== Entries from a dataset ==
***

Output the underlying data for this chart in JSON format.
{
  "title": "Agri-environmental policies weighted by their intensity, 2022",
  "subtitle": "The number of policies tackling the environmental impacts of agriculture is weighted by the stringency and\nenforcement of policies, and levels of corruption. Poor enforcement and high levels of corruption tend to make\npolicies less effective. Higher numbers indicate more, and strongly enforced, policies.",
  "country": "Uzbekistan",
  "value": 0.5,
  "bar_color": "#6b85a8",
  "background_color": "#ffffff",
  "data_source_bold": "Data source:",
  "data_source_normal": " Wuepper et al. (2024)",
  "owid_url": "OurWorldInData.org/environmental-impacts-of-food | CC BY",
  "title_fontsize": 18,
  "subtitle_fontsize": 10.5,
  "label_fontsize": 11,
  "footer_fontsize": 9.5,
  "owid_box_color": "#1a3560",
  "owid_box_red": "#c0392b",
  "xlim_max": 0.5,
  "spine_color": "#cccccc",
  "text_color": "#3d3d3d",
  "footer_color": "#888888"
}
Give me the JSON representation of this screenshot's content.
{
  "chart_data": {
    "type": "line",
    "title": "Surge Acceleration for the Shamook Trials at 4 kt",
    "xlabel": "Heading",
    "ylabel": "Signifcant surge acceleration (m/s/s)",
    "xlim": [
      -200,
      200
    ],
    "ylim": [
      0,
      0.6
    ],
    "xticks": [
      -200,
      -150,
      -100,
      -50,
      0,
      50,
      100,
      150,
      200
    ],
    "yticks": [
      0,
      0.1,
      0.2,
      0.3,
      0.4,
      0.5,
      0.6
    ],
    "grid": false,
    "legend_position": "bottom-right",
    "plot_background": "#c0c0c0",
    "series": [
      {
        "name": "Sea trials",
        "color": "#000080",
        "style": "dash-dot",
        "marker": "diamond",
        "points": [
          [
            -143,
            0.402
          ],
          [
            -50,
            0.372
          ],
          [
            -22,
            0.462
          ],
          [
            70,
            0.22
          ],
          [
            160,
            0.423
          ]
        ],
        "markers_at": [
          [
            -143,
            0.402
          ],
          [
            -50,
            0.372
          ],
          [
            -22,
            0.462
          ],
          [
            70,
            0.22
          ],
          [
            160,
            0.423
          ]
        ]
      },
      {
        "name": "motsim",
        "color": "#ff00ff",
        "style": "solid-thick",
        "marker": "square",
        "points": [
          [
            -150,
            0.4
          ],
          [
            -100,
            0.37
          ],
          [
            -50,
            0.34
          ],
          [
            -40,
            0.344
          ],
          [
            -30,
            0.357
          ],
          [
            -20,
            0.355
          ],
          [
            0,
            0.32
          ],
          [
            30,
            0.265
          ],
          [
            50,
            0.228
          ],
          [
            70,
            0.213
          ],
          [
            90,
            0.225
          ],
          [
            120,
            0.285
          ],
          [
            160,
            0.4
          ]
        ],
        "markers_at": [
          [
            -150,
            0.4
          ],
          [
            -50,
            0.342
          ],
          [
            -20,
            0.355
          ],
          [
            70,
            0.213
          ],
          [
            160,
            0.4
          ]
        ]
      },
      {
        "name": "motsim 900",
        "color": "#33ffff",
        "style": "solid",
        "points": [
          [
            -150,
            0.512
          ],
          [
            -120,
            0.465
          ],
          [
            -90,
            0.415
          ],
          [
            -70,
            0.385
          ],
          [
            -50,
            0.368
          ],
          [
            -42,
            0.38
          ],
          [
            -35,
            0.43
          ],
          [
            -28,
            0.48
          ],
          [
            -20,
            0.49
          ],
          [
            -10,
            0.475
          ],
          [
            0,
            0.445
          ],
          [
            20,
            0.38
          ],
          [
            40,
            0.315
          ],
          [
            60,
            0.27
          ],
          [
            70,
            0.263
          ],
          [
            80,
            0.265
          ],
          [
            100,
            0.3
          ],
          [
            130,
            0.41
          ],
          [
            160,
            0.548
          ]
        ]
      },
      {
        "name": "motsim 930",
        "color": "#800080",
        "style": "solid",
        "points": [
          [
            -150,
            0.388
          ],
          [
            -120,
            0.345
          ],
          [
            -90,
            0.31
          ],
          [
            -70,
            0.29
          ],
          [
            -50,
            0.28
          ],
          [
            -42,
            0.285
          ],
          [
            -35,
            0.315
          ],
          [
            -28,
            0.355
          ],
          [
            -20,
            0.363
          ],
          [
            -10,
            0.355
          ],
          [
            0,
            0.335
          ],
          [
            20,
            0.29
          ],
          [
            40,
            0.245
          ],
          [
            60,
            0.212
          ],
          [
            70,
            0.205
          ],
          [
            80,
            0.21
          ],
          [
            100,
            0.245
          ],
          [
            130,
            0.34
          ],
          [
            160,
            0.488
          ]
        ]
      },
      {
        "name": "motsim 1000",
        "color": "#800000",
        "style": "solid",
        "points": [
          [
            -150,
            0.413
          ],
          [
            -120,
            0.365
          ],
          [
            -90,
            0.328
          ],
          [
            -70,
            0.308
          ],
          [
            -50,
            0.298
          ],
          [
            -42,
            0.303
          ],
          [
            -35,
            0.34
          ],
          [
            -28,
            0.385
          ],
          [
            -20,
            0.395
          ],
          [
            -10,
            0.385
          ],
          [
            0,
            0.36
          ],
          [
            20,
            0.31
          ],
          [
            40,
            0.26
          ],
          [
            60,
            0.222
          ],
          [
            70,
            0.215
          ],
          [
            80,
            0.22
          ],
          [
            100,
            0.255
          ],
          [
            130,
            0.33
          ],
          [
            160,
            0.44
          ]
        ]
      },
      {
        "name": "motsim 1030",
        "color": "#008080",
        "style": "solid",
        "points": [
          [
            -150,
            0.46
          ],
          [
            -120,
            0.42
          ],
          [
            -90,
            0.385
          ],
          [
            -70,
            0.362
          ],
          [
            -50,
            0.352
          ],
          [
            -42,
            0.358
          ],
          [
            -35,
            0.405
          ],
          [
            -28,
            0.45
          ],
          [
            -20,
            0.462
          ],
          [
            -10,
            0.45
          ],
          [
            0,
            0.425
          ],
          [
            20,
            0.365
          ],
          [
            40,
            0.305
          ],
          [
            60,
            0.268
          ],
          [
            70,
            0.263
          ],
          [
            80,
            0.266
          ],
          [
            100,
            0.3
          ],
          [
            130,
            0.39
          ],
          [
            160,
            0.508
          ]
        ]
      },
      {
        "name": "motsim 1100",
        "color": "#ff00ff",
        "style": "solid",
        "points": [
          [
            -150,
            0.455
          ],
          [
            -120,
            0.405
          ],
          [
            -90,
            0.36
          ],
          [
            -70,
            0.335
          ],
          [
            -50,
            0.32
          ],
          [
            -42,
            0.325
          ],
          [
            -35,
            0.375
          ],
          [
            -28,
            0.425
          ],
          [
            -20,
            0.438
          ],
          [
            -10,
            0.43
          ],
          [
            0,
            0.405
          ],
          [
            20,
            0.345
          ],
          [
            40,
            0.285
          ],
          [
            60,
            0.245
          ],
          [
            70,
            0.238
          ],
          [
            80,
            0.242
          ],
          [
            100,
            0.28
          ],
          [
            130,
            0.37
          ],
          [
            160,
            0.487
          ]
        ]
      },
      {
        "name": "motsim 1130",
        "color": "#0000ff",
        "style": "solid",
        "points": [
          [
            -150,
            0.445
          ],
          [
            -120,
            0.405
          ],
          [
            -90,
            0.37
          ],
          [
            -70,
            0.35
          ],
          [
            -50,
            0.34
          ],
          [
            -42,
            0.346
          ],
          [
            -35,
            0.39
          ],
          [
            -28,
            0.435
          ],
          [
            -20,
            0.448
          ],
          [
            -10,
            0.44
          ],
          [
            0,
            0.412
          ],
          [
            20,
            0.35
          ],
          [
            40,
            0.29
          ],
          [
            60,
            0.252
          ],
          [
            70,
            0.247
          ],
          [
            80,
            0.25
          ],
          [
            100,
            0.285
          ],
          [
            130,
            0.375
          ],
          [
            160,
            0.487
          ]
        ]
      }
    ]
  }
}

***

For the listing above, give the number of lines in which the string "impacts" occurs, and nothing else.

== Solution to the problem ==
2